- **TO BE DONE**
Each entry in the listing below should be restated word for word.

Lines of data:

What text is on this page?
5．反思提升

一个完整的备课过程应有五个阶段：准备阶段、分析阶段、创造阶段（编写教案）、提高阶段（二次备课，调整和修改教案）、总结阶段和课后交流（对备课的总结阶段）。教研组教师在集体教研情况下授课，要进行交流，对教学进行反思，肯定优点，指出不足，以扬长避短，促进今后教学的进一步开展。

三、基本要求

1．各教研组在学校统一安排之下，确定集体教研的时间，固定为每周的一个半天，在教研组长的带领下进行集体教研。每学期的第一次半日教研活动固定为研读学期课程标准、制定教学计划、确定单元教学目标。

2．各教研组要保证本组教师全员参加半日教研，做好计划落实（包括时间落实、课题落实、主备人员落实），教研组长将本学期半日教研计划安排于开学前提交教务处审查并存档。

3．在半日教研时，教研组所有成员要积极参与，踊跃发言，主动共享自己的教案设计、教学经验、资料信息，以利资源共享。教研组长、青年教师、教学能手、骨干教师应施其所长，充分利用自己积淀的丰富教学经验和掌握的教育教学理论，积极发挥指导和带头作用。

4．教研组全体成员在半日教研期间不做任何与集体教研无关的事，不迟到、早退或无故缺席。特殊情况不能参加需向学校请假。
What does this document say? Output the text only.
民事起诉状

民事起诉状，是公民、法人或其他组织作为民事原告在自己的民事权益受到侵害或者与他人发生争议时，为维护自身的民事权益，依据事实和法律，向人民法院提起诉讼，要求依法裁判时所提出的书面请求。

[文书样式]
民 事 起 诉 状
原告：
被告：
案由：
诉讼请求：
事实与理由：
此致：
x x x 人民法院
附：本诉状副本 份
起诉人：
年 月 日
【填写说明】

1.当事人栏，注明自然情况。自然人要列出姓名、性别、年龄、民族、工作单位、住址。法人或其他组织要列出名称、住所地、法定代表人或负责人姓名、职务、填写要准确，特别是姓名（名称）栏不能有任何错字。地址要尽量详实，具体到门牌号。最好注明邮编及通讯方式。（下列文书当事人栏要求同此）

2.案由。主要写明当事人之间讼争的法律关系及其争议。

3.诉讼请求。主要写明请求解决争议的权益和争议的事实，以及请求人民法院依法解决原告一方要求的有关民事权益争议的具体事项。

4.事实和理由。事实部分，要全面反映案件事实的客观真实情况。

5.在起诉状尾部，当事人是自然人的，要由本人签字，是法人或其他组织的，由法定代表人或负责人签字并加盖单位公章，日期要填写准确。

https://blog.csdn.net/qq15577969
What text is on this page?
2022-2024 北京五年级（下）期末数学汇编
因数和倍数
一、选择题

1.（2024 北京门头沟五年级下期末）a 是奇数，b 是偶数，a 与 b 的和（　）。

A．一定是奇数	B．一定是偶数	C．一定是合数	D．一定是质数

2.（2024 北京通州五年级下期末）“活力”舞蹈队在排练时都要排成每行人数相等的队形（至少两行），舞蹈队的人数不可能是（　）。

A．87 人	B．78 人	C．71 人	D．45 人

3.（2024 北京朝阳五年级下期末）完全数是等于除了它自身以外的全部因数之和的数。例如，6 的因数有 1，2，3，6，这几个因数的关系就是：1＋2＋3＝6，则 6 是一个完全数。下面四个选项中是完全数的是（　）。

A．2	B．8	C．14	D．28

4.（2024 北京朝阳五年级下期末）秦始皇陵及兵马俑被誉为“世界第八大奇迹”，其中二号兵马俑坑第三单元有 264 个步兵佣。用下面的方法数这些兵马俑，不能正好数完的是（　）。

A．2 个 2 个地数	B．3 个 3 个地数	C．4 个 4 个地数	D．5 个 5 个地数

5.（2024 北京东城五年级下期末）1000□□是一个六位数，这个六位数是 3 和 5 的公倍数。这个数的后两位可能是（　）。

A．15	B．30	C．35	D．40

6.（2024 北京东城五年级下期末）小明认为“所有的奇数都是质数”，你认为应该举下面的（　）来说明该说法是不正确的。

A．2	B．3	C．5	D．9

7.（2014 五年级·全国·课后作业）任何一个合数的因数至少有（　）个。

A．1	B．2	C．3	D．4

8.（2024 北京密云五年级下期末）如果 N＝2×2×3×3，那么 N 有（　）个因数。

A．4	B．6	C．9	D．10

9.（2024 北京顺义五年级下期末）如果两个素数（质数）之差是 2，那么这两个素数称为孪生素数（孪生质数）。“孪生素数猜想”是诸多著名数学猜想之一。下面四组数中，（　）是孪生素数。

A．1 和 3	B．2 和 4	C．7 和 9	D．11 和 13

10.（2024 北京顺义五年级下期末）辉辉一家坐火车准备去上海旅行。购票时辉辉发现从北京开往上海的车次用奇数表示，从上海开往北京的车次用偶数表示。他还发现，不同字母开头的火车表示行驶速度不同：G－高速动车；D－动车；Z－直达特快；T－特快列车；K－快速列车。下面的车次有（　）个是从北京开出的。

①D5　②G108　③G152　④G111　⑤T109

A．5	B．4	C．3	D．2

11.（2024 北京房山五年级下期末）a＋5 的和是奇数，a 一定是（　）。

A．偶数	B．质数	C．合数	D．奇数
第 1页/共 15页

- **RESPONSE FOR THIS EXERCISE**
What text is on this page?
5．反思提升

一个完整的备课过程应有五个阶段：准备阶段、分析阶段、创造阶段（编写教案）、提高阶段（二次备课，调整和修改教案）、总结阶段和课后交流（对备课的总结阶段）。教研组教师在集体教研情况下授课，要进行交流，对教学进行反思，肯定优点，指出不足，以扬长避短，促进今后教学的进一步开展。

三、基本要求

1．各教研组在学校统一安排之下，确定集体教研的时间，固定为每周的一个半天，在教研组长的带领下进行集体教研。每学期的第一次半日教研活动固定为研读学期课程标准、制定教学计划、确定单元教学目标。

2．各教研组要保证本组教师全员参加半日教研，做好计划落实（包括时间落实、课题落实、主备人员落实），教研组长将本学期半日教研计划安排于开学前提交教务处审查并存档。

3．在半日教研时，教研组所有成员要积极参与，踊跃发言，主动共享自己的教案设计、教学经验、资料信息，以利资源共享。教研组长、青年教师、教学能手、骨干教师应施其所长，充分利用自己积淀的丰富教学经验和掌握的教育教学理论，积极发挥指导和带头作用。

4．教研组全体成员在半日教研期间不做任何与集体教研无关的事，不迟到、早退或无故缺席。特殊情况不能参加需向学校请假。
What does this document say? Output the text only.
民事起诉状

民事起诉状，是公民、法人或其他组织作为民事原告在自己的民事权益受到侵害或者与他人发生争议时，为维护自身的民事权益，依据事实和法律，向人民法院提起诉讼，要求依法裁判时所提出的书面请求。

[文书样式]
民 事 起 诉 状
原告：
被告：
案由：
诉讼请求：
事实与理由：
此致：
x x x 人民法院
附：本诉状副本 份
起诉人：
年 月 日
【填写说明】

1.当事人栏，注明自然情况。自然人要列出姓名、性别、年龄、民族、工作单位、住址。法人或其他组织要列出名称、住所地、法定代表人或负责人姓名、职务、填写要准确，特别是姓名（名称）栏不能有任何错字。地址要尽量详实，具体到门牌号。最好注明邮编及通讯方式。（下列文书当事人栏要求同此）

2.案由。主要写明当事人之间讼争的法律关系及其争议。

3.诉讼请求。主要写明请求解决争议的权益和争议的事实，以及请求人民法院依法解决原告一方要求的有关民事权益争议的具体事项。

4.事实和理由。事实部分，要全面反映案件事实的客观真实情况。

5.在起诉状尾部，当事人是自然人的，要由本人签字，是法人或其他组织的，由法定代表人或负责人签字并加盖单位公章，日期要填写准确。

https://blog.csdn.net/qq15577969
What text is on this page?
2022-2024 北京五年级（下）期末数学汇编
因数和倍数
一、选择题

1.（2024 北京门头沟五年级下期末）a 是奇数，b 是偶数，a 与 b 的和（　）。

A．一定是奇数	B．一定是偶数	C．一定是合数	D．一定是质数

2.（2024 北京通州五年级下期末）“活力”舞蹈队在排练时都要排成每行人数相等的队形（至少两行），舞蹈队的人数不可能是（　）。

A．87 人	B．78 人	C．71 人	D．45 人

3.（2024 北京朝阳五年级下期末）完全数是等于除了它自身以外的全部因数之和的数。例如，6 的因数有 1，2，3，6，这几个因数的关系就是：1＋2＋3＝6，则 6 是一个完全数。下面四个选项中是完全数的是（　）。

A．2	B．8	C．14	D．28

4.（2024 北京朝阳五年级下期末）秦始皇陵及兵马俑被誉为“世界第八大奇迹”，其中二号兵马俑坑第三单元有 264 个步兵佣。用下面的方法数这些兵马俑，不能正好数完的是（　）。

A．2 个 2 个地数	B．3 个 3 个地数	C．4 个 4 个地数	D．5 个 5 个地数

5.（2024 北京东城五年级下期末）1000□□是一个六位数，这个六位数是 3 和 5 的公倍数。这个数的后两位可能是（　）。

A．15	B．30	C．35	D．40

6.（2024 北京东城五年级下期末）小明认为“所有的奇数都是质数”，你认为应该举下面的（　）来说明该说法是不正确的。

A．2	B．3	C．5	D．9

7.（2014 五年级·全国·课后作业）任何一个合数的因数至少有（　）个。

A．1	B．2	C．3	D．4

8.（2024 北京密云五年级下期末）如果 N＝2×2×3×3，那么 N 有（　）个因数。

A．4	B．6	C．9	D．10

9.（2024 北京顺义五年级下期末）如果两个素数（质数）之差是 2，那么这两个素数称为孪生素数（孪生质数）。“孪生素数猜想”是诸多著名数学猜想之一。下面四组数中，（　）是孪生素数。

A．1 和 3	B．2 和 4	C．7 和 9	D．11 和 13

10.（2024 北京顺义五年级下期末）辉辉一家坐火车准备去上海旅行。购票时辉辉发现从北京开往上海的车次用奇数表示，从上海开往北京的车次用偶数表示。他还发现，不同字母开头的火车表示行驶速度不同：G－高速动车；D－动车；Z－直达特快；T－特快列车；K－快速列车。下面的车次有（　）个是从北京开出的。

①D5　②G108　③G152　④G111　⑤T109

A．5	B．4	C．3	D．2

11.（2024 北京房山五年级下期末）a＋5 的和是奇数，a 一定是（　）。

A．偶数	B．质数	C．合数	D．奇数
第 1页/共 15页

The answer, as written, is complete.